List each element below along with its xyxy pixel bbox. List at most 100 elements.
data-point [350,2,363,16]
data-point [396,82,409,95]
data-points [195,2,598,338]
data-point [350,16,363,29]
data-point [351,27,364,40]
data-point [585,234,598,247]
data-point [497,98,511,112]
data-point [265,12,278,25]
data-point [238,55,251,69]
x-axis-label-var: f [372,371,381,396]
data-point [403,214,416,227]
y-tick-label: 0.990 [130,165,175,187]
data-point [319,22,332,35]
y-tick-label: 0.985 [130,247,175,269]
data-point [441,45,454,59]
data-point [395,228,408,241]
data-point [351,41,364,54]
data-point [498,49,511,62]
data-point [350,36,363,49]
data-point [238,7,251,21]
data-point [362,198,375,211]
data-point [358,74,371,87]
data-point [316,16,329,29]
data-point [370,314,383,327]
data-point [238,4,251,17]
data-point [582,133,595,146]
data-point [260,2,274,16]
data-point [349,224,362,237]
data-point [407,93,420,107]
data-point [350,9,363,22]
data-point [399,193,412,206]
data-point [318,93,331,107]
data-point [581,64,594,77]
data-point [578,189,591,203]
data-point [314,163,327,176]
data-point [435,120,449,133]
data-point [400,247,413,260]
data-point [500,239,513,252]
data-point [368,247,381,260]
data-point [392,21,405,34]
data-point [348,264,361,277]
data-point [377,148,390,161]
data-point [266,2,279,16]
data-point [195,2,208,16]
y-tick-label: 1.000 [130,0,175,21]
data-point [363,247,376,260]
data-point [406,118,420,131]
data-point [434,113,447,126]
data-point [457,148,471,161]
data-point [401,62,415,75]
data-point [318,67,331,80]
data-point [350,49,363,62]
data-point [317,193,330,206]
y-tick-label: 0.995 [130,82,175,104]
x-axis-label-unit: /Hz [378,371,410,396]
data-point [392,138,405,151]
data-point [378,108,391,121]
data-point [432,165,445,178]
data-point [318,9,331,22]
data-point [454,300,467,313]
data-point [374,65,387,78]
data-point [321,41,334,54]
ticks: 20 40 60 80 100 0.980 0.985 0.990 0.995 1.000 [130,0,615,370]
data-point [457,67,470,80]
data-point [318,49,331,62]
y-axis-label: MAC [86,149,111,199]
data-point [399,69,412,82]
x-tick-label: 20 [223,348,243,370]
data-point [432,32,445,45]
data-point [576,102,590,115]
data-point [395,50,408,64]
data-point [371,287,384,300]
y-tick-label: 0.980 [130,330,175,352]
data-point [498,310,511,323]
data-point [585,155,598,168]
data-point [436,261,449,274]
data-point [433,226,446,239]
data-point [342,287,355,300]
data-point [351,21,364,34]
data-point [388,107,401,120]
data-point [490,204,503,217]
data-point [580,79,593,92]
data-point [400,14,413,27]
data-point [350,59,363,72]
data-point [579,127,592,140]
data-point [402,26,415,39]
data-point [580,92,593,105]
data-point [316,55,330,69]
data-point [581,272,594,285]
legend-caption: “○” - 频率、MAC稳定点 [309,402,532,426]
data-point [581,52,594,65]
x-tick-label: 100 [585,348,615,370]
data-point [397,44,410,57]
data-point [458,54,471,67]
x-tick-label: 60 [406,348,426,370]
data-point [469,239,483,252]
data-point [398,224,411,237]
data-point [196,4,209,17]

--------------------------------

Aim: Swap every "y-tick-label" in the lines above for "y-axis-tick", and leave everything else in the lines as it is.

Answer to the problem:
List each element below along with its xyxy pixel bbox. List at most 100 elements.
data-point [350,2,363,16]
data-point [396,82,409,95]
data-points [195,2,598,338]
data-point [350,16,363,29]
data-point [351,27,364,40]
data-point [585,234,598,247]
data-point [497,98,511,112]
data-point [265,12,278,25]
data-point [238,55,251,69]
x-axis-label-var: f [372,371,381,396]
data-point [403,214,416,227]
y-axis-tick: 0.990 [130,165,175,187]
data-point [319,22,332,35]
y-axis-tick: 0.985 [130,247,175,269]
data-point [441,45,454,59]
data-point [395,228,408,241]
data-point [351,41,364,54]
data-point [498,49,511,62]
data-point [350,36,363,49]
data-point [238,7,251,21]
data-point [362,198,375,211]
data-point [358,74,371,87]
data-point [316,16,329,29]
data-point [370,314,383,327]
data-point [238,4,251,17]
data-point [582,133,595,146]
data-point [260,2,274,16]
data-point [349,224,362,237]
data-point [407,93,420,107]
data-point [350,9,363,22]
data-point [399,193,412,206]
data-point [318,93,331,107]
data-point [581,64,594,77]
data-point [578,189,591,203]
data-point [314,163,327,176]
data-point [435,120,449,133]
data-point [400,247,413,260]
data-point [500,239,513,252]
data-point [368,247,381,260]
data-point [392,21,405,34]
data-point [348,264,361,277]
data-point [377,148,390,161]
data-point [266,2,279,16]
data-point [195,2,208,16]
y-axis-tick: 1.000 [130,0,175,21]
data-point [363,247,376,260]
data-point [406,118,420,131]
data-point [434,113,447,126]
data-point [457,148,471,161]
data-point [401,62,415,75]
data-point [318,67,331,80]
data-point [350,49,363,62]
data-point [317,193,330,206]
y-axis-tick: 0.995 [130,82,175,104]
x-axis-label-unit: /Hz [378,371,410,396]
data-point [392,138,405,151]
data-point [378,108,391,121]
data-point [432,165,445,178]
data-point [318,9,331,22]
data-point [454,300,467,313]
data-point [374,65,387,78]
data-point [321,41,334,54]
ticks: 20 40 60 80 100 0.980 0.985 0.990 0.995 1.000 [130,0,615,370]
data-point [457,67,470,80]
data-point [318,49,331,62]
y-axis-label: MAC [86,149,111,199]
data-point [399,69,412,82]
x-tick-label: 20 [223,348,243,370]
data-point [432,32,445,45]
data-point [576,102,590,115]
data-point [395,50,408,64]
data-point [371,287,384,300]
y-axis-tick: 0.980 [130,330,175,352]
data-point [498,310,511,323]
data-point [585,155,598,168]
data-point [436,261,449,274]
data-point [433,226,446,239]
data-point [342,287,355,300]
data-point [351,21,364,34]
data-point [388,107,401,120]
data-point [490,204,503,217]
data-point [580,79,593,92]
data-point [400,14,413,27]
data-point [350,59,363,72]
data-point [579,127,592,140]
data-point [402,26,415,39]
data-point [580,92,593,105]
data-point [316,55,330,69]
data-point [581,272,594,285]
legend-caption: “○” - 频率、MAC稳定点 [309,402,532,426]
data-point [581,52,594,65]
x-tick-label: 100 [585,348,615,370]
data-point [397,44,410,57]
data-point [458,54,471,67]
x-tick-label: 60 [406,348,426,370]
data-point [469,239,483,252]
data-point [398,224,411,237]
data-point [196,4,209,17]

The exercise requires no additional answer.